BEGIN SUPPLIED MATERIAL

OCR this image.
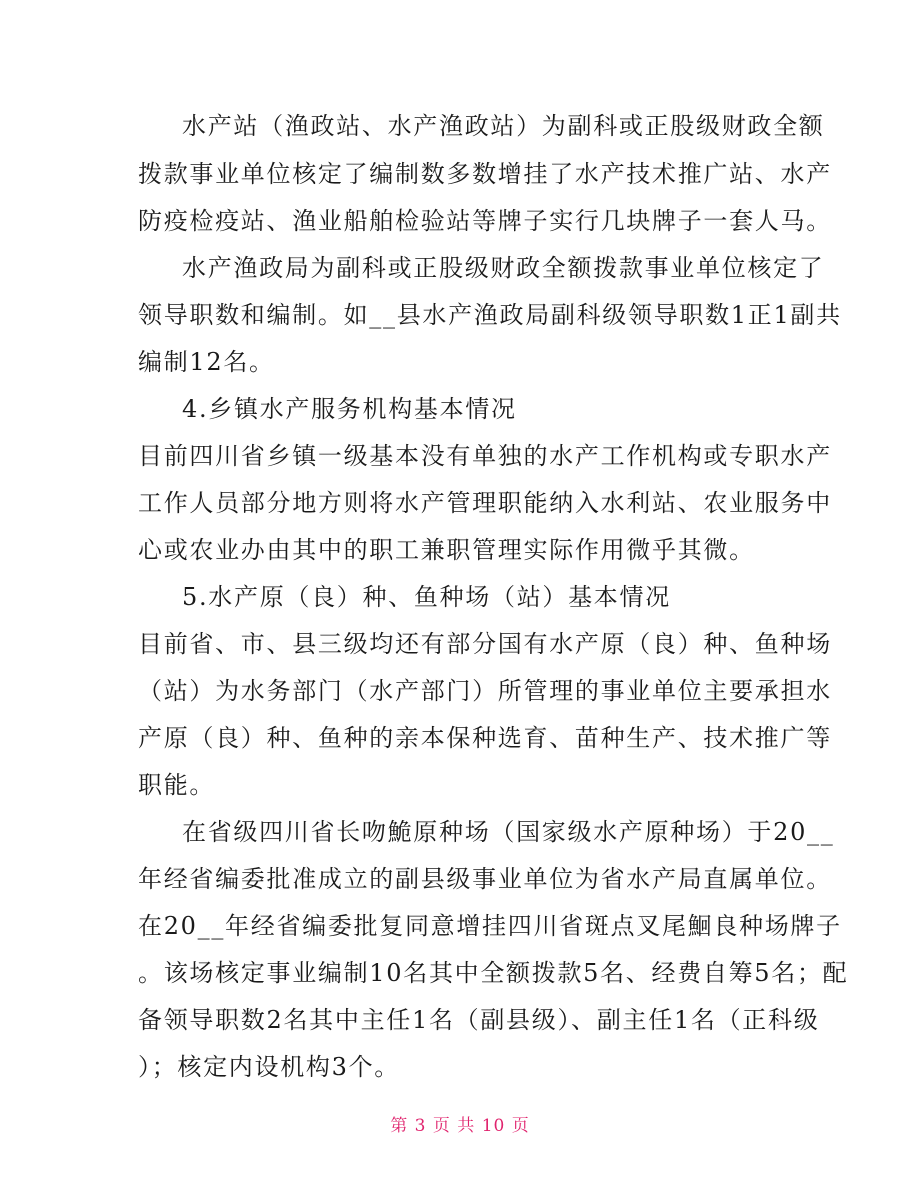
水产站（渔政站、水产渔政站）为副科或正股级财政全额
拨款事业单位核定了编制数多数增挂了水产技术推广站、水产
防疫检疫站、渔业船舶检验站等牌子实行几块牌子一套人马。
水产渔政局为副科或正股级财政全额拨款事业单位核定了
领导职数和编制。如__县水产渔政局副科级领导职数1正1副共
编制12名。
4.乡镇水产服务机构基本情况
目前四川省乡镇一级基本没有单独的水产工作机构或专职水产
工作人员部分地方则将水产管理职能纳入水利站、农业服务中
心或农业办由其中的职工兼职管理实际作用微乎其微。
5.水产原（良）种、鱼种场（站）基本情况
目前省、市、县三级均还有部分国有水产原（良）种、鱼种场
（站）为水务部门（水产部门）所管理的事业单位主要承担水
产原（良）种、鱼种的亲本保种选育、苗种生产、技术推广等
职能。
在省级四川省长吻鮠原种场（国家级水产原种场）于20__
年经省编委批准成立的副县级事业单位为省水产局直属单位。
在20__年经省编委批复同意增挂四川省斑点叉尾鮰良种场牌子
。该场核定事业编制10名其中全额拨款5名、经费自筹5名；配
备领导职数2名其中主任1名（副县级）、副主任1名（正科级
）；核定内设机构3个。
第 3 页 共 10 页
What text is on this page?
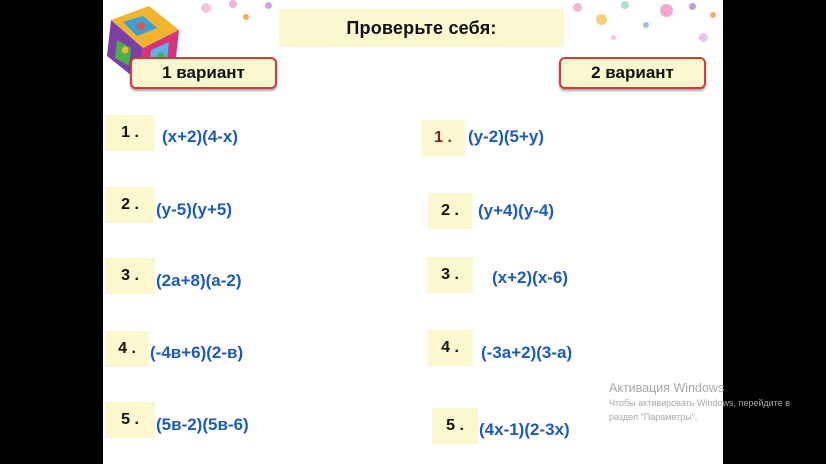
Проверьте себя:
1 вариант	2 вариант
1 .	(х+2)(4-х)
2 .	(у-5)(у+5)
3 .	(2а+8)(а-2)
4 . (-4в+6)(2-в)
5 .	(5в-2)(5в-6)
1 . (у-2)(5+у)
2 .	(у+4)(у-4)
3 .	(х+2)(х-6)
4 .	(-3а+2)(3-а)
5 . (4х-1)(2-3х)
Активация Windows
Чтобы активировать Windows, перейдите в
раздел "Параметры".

END SUPPLIED MATERIAL
BEGIN SUPPLIED MATERIAL

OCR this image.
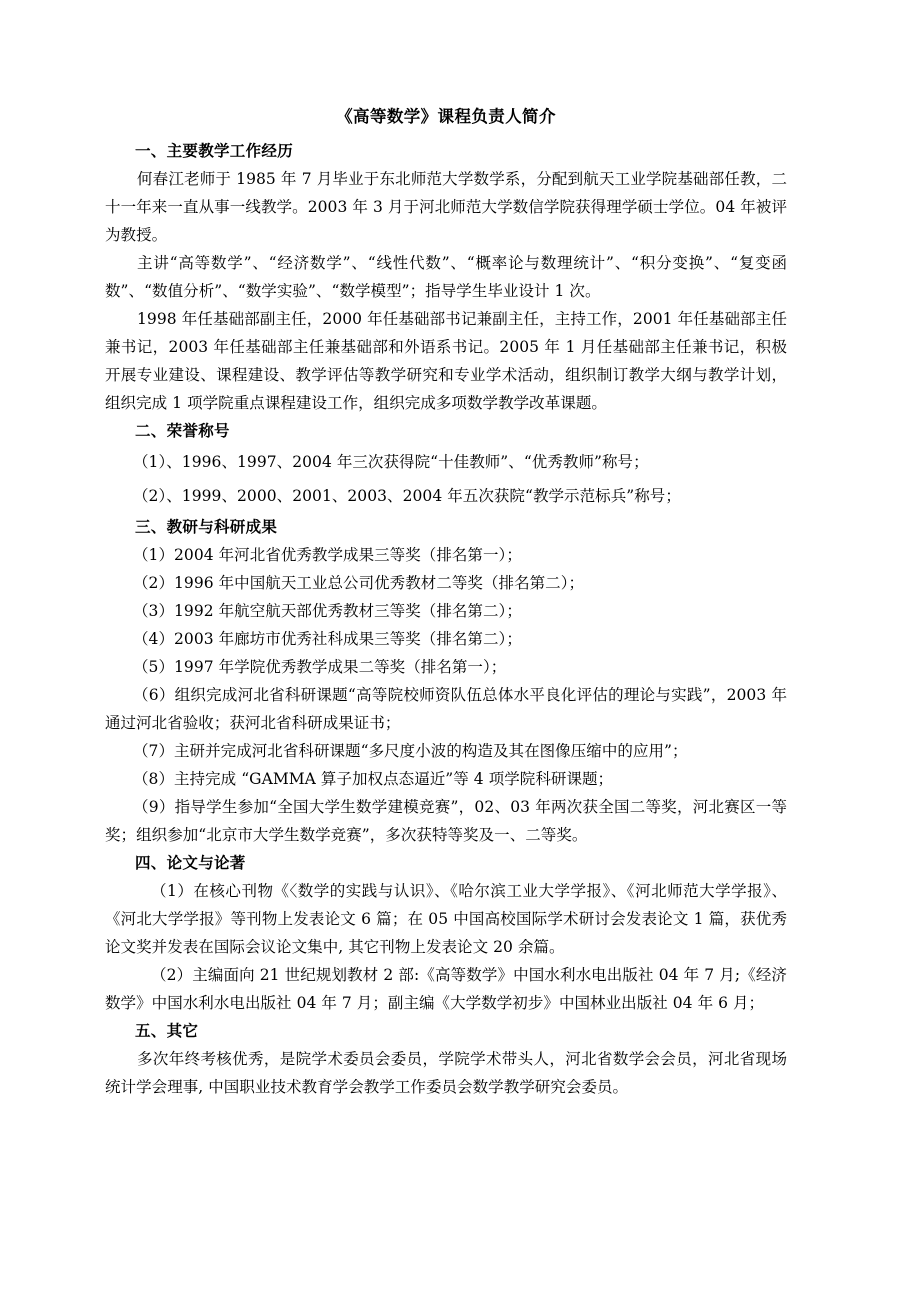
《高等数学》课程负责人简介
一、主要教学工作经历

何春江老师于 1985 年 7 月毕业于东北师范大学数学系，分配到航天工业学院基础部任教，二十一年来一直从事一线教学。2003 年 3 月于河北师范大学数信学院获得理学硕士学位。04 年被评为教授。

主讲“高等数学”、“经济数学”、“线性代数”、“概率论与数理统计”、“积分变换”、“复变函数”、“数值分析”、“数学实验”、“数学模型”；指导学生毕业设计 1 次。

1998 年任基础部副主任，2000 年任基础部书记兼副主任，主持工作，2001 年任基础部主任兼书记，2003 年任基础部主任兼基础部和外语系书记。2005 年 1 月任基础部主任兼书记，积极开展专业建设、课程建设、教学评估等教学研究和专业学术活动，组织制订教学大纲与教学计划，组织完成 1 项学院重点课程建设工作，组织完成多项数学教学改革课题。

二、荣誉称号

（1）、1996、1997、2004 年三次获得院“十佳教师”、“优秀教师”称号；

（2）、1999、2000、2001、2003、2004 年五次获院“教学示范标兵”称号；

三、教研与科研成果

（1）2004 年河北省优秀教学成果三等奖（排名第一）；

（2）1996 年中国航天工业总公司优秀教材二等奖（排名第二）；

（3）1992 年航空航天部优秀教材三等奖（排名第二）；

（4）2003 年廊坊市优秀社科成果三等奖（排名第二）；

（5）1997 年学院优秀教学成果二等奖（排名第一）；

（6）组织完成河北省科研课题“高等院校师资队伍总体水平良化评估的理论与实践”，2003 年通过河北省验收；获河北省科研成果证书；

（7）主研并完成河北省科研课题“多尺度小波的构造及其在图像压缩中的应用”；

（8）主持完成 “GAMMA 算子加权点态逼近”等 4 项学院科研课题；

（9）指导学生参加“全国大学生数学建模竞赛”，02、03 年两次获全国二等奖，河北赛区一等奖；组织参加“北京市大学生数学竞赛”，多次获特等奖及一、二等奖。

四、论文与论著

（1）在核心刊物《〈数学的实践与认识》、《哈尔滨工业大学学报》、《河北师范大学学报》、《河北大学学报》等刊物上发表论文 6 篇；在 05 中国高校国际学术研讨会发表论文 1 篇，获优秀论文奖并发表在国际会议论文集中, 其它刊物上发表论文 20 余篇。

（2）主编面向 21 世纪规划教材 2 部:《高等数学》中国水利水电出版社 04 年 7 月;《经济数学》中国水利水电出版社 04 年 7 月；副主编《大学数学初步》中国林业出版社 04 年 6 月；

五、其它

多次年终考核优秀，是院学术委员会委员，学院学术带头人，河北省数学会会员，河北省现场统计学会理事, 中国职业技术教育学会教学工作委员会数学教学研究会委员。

END SUPPLIED MATERIAL
BEGIN SUPPLIED MATERIAL

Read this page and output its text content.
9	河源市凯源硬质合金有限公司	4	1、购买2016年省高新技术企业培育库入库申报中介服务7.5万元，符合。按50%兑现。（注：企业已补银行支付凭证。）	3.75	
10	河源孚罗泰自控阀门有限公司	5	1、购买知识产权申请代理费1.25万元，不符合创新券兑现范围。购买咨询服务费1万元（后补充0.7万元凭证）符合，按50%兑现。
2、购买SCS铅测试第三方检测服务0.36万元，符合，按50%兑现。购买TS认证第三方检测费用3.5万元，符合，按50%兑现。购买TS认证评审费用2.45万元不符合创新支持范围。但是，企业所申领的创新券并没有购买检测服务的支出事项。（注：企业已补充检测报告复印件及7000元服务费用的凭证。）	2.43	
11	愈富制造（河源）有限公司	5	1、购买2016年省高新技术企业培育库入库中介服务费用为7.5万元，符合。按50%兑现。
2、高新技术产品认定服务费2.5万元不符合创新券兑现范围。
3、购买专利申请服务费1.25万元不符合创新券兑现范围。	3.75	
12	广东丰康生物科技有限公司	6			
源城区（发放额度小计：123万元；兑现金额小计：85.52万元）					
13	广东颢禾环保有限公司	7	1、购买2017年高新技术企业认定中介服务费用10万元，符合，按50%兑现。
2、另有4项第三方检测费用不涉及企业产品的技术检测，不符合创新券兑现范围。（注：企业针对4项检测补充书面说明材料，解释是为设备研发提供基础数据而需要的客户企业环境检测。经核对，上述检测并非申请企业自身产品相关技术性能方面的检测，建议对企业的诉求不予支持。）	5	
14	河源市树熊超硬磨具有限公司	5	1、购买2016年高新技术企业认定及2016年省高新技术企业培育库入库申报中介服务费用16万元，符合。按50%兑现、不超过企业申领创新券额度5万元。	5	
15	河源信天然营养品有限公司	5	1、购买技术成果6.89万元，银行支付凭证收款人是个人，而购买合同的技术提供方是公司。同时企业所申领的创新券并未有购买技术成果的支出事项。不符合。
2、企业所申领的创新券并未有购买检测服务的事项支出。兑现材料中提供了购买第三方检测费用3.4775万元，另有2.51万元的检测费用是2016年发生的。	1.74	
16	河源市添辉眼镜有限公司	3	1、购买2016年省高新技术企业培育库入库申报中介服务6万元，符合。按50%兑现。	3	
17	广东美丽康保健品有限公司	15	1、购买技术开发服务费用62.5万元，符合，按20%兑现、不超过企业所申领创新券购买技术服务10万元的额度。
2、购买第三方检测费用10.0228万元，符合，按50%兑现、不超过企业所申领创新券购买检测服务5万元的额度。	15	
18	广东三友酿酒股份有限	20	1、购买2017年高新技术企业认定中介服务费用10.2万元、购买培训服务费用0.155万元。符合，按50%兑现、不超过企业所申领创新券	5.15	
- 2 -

END SUPPLIED MATERIAL

Each line in the data that holds the string "高等数学" should be found and copied.

《高等数学》课程负责人简介
主讲“高等数学”、“经济数学”、“线性代数”、“概率论与数理统计”、“积分变换”、“复变函数”、“数值分析”、“数学实验”、“数学模型”；指导学生毕业设计 1 次。
（2）主编面向 21 世纪规划教材 2 部:《高等数学》中国水利水电出版社 04 年 7 月;《经济数学》中国水利水电出版社 04 年 7 月；副主编《大学数学初步》中国林业出版社 04 年 6 月；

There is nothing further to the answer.